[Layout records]
====

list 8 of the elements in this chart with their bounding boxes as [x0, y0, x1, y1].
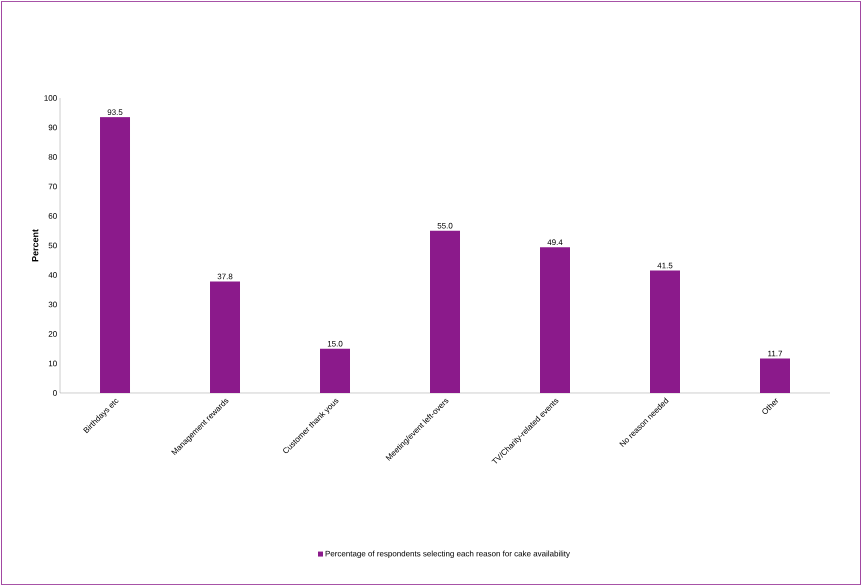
bar — [100, 117, 130, 393]
y-axis-title: Percent — [32, 229, 38, 262]
bar — [210, 281, 240, 393]
bar — [540, 247, 570, 393]
bar — [320, 348, 350, 393]
bar — [760, 358, 790, 393]
bar — [430, 230, 460, 393]
bar — [650, 270, 680, 393]
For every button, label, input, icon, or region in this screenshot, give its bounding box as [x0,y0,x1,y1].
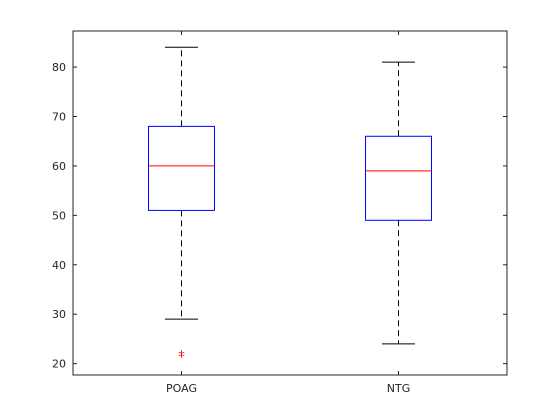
axes-frame [72,30,508,376]
ntg-box [365,135,432,221]
y-tick-label: 50 [52,209,66,222]
y-tick-label: 70 [52,111,66,124]
poag-outlier: + [178,351,186,361]
y-tick-label: 40 [52,259,66,272]
y-tick-label: 60 [52,160,66,173]
y-tick-label: 80 [52,61,66,74]
y-tick-label: 30 [52,308,66,321]
x-tick-label: POAG [166,382,197,395]
plot-area [73,31,507,375]
y-tick-label: 20 [52,358,66,371]
poag-outlier: + [178,349,186,359]
poag-box [148,125,215,211]
x-tick-label: NTG [387,382,410,395]
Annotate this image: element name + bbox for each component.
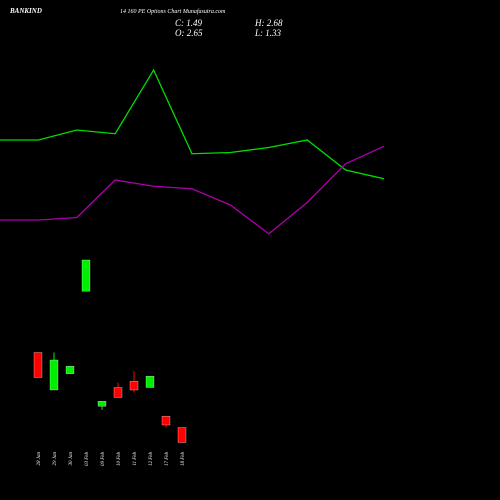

====

[EXERCISE DESCRIPTION]
Swap "bbox" for "bounding box" throughout the items above, and reproduce every item with nothing else altered. Leave the pictures out.

[FINISHED ANSWER]
list 8 of the elements in this chart with their bounding boxes as [x0, y0, x1, y1].
bar — [100, 117, 130, 393]
y-axis-title: Percent — [32, 229, 38, 262]
bar — [210, 281, 240, 393]
bar — [540, 247, 570, 393]
bar — [320, 348, 350, 393]
bar — [760, 358, 790, 393]
bar — [430, 230, 460, 393]
bar — [650, 270, 680, 393]
For every button, label, input, icon, or region in this screenshot, give its bounding box as [x0,y0,x1,y1].
axes-frame [72,30,508,376]
ntg-box [365,135,432,221]
y-tick-label: 50 [52,209,66,222]
y-tick-label: 70 [52,111,66,124]
poag-outlier: + [178,351,186,361]
y-tick-label: 40 [52,259,66,272]
y-tick-label: 60 [52,160,66,173]
y-tick-label: 80 [52,61,66,74]
y-tick-label: 30 [52,308,66,321]
x-tick-label: POAG [166,382,197,395]
plot-area [73,31,507,375]
y-tick-label: 20 [52,358,66,371]
poag-outlier: + [178,349,186,359]
poag-box [148,125,215,211]
x-tick-label: NTG [387,382,410,395]
Annotate this image: element name + bounding box for each component.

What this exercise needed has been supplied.